§ To be done: Copy out every record below with complete accuracy.

Extracted records:
++++++

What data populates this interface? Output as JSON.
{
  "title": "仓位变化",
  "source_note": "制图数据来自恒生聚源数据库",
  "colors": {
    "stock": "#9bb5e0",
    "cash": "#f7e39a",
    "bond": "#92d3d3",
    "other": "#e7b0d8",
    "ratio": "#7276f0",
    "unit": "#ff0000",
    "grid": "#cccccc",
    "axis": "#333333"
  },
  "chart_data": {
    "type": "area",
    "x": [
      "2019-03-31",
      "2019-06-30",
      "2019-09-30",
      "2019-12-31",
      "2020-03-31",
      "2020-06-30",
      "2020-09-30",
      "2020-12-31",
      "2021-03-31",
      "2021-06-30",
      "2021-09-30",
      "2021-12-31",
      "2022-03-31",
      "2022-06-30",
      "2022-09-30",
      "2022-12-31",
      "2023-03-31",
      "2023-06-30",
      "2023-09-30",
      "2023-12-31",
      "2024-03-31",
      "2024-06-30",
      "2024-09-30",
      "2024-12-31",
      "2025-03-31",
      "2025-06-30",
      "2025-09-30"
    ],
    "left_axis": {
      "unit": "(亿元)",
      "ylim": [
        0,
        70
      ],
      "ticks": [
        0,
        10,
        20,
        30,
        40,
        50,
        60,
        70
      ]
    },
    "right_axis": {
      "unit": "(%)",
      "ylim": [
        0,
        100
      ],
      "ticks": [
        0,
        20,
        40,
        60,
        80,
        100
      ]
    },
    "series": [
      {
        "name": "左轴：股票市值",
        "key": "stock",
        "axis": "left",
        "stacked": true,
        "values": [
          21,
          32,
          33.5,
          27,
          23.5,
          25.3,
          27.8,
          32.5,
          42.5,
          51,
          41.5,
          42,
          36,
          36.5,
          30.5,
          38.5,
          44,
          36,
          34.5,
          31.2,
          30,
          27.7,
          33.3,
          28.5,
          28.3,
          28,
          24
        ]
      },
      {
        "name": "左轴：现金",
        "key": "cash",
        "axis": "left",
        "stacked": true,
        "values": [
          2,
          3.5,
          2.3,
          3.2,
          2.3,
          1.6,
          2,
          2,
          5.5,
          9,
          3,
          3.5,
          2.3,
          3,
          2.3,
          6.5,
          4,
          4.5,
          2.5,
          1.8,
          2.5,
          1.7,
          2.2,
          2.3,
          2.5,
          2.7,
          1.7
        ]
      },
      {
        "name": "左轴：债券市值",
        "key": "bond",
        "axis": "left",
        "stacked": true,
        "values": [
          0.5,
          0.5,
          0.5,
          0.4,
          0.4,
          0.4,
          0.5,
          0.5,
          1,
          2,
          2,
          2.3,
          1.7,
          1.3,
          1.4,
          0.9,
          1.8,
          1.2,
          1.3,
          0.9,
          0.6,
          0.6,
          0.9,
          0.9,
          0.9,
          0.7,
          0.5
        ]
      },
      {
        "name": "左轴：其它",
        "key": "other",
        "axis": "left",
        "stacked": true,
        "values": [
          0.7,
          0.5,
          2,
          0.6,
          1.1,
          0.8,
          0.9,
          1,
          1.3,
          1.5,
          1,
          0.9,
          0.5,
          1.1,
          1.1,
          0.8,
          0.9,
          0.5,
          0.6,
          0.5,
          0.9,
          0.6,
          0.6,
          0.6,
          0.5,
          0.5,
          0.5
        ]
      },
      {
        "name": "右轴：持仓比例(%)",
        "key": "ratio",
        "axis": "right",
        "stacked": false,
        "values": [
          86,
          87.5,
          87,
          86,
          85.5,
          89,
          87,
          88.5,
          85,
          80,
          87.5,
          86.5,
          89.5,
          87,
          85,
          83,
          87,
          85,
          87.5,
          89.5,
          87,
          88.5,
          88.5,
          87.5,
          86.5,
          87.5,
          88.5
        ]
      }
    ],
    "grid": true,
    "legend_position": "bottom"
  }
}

++++++

§ Result for this task:
What data populates this interface? Output as JSON.
{
  "title": "仓位变化",
  "source_note": "制图数据来自恒生聚源数据库",
  "colors": {
    "stock": "#9bb5e0",
    "cash": "#f7e39a",
    "bond": "#92d3d3",
    "other": "#e7b0d8",
    "ratio": "#7276f0",
    "unit": "#ff0000",
    "grid": "#cccccc",
    "axis": "#333333"
  },
  "chart_data": {
    "type": "area",
    "x": [
      "2019-03-31",
      "2019-06-30",
      "2019-09-30",
      "2019-12-31",
      "2020-03-31",
      "2020-06-30",
      "2020-09-30",
      "2020-12-31",
      "2021-03-31",
      "2021-06-30",
      "2021-09-30",
      "2021-12-31",
      "2022-03-31",
      "2022-06-30",
      "2022-09-30",
      "2022-12-31",
      "2023-03-31",
      "2023-06-30",
      "2023-09-30",
      "2023-12-31",
      "2024-03-31",
      "2024-06-30",
      "2024-09-30",
      "2024-12-31",
      "2025-03-31",
      "2025-06-30",
      "2025-09-30"
    ],
    "left_axis": {
      "unit": "(亿元)",
      "ylim": [
        0,
        70
      ],
      "ticks": [
        0,
        10,
        20,
        30,
        40,
        50,
        60,
        70
      ]
    },
    "right_axis": {
      "unit": "(%)",
      "ylim": [
        0,
        100
      ],
      "ticks": [
        0,
        20,
        40,
        60,
        80,
        100
      ]
    },
    "series": [
      {
        "name": "左轴：股票市值",
        "key": "stock",
        "axis": "left",
        "stacked": true,
        "values": [
          21,
          32,
          33.5,
          27,
          23.5,
          25.3,
          27.8,
          32.5,
          42.5,
          51,
          41.5,
          42,
          36,
          36.5,
          30.5,
          38.5,
          44,
          36,
          34.5,
          31.2,
          30,
          27.7,
          33.3,
          28.5,
          28.3,
          28,
          24
        ]
      },
      {
        "name": "左轴：现金",
        "key": "cash",
        "axis": "left",
        "stacked": true,
        "values": [
          2,
          3.5,
          2.3,
          3.2,
          2.3,
          1.6,
          2,
          2,
          5.5,
          9,
          3,
          3.5,
          2.3,
          3,
          2.3,
          6.5,
          4,
          4.5,
          2.5,
          1.8,
          2.5,
          1.7,
          2.2,
          2.3,
          2.5,
          2.7,
          1.7
        ]
      },
      {
        "name": "左轴：债券市值",
        "key": "bond",
        "axis": "left",
        "stacked": true,
        "values": [
          0.5,
          0.5,
          0.5,
          0.4,
          0.4,
          0.4,
          0.5,
          0.5,
          1,
          2,
          2,
          2.3,
          1.7,
          1.3,
          1.4,
          0.9,
          1.8,
          1.2,
          1.3,
          0.9,
          0.6,
          0.6,
          0.9,
          0.9,
          0.9,
          0.7,
          0.5
        ]
      },
      {
        "name": "左轴：其它",
        "key": "other",
        "axis": "left",
        "stacked": true,
        "values": [
          0.7,
          0.5,
          2,
          0.6,
          1.1,
          0.8,
          0.9,
          1,
          1.3,
          1.5,
          1,
          0.9,
          0.5,
          1.1,
          1.1,
          0.8,
          0.9,
          0.5,
          0.6,
          0.5,
          0.9,
          0.6,
          0.6,
          0.6,
          0.5,
          0.5,
          0.5
        ]
      },
      {
        "name": "右轴：持仓比例(%)",
        "key": "ratio",
        "axis": "right",
        "stacked": false,
        "values": [
          86,
          87.5,
          87,
          86,
          85.5,
          89,
          87,
          88.5,
          85,
          80,
          87.5,
          86.5,
          89.5,
          87,
          85,
          83,
          87,
          85,
          87.5,
          89.5,
          87,
          88.5,
          88.5,
          87.5,
          86.5,
          87.5,
          88.5
        ]
      }
    ],
    "grid": true,
    "legend_position": "bottom"
  }
}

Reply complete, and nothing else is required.